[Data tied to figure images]
>>>

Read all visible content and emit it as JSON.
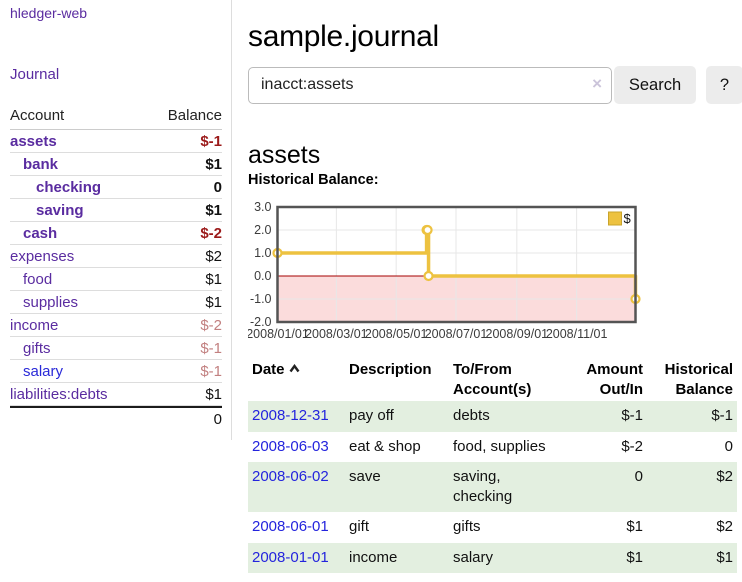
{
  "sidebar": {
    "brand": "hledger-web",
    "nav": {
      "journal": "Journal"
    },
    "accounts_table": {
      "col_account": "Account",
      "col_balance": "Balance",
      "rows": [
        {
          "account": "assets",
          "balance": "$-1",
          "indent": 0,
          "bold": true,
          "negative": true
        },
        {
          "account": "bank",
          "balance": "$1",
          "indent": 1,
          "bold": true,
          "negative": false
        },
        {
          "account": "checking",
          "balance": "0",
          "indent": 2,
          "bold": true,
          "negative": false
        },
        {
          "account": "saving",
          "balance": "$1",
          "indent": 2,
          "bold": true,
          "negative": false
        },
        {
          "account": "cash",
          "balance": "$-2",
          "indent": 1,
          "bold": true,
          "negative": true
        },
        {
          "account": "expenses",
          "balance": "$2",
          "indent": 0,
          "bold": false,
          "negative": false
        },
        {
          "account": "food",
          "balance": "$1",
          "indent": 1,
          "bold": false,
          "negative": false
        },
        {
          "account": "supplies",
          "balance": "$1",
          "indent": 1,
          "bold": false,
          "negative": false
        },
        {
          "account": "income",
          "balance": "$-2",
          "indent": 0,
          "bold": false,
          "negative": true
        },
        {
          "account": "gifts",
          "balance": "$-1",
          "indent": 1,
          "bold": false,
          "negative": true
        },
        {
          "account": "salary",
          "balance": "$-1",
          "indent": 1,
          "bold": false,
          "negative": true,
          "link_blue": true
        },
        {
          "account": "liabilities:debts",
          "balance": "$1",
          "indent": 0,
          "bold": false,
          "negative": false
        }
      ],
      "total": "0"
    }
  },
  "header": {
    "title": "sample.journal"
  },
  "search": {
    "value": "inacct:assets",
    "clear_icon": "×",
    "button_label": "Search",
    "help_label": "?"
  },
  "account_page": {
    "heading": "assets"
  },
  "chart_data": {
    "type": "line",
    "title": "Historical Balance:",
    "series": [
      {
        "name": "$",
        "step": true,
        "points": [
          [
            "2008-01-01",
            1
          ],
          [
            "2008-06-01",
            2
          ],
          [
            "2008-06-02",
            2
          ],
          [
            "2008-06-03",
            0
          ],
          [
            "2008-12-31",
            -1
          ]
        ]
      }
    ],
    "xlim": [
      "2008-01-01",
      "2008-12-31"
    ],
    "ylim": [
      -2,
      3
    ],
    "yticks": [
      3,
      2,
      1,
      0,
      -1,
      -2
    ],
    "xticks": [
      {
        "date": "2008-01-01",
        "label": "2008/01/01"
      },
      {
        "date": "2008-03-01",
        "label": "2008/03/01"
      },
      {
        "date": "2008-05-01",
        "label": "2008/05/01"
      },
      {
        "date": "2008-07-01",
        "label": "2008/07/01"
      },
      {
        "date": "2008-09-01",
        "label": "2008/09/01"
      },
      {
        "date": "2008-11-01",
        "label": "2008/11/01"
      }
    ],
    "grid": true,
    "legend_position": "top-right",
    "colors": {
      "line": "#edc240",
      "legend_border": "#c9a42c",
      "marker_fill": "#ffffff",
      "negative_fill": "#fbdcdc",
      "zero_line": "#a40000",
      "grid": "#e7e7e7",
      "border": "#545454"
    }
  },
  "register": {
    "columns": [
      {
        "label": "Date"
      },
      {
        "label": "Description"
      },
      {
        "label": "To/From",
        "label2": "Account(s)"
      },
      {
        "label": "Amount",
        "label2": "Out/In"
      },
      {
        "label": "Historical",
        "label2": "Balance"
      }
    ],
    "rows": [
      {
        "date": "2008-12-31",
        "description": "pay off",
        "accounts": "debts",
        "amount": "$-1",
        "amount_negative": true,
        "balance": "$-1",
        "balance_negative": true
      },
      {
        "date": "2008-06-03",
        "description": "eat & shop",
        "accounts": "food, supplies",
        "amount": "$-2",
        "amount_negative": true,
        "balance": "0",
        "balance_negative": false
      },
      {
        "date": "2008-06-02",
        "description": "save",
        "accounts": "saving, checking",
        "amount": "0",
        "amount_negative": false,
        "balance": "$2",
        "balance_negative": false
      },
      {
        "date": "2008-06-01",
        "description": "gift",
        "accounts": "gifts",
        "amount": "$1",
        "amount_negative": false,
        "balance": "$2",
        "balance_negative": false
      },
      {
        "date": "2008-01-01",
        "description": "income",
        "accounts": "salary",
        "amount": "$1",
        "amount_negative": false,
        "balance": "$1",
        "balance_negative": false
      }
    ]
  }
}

<<<

_Problem to work on_.
What is the number of lines above that hold the string "checking"? Answer with that number alone.

_Written reply_.
2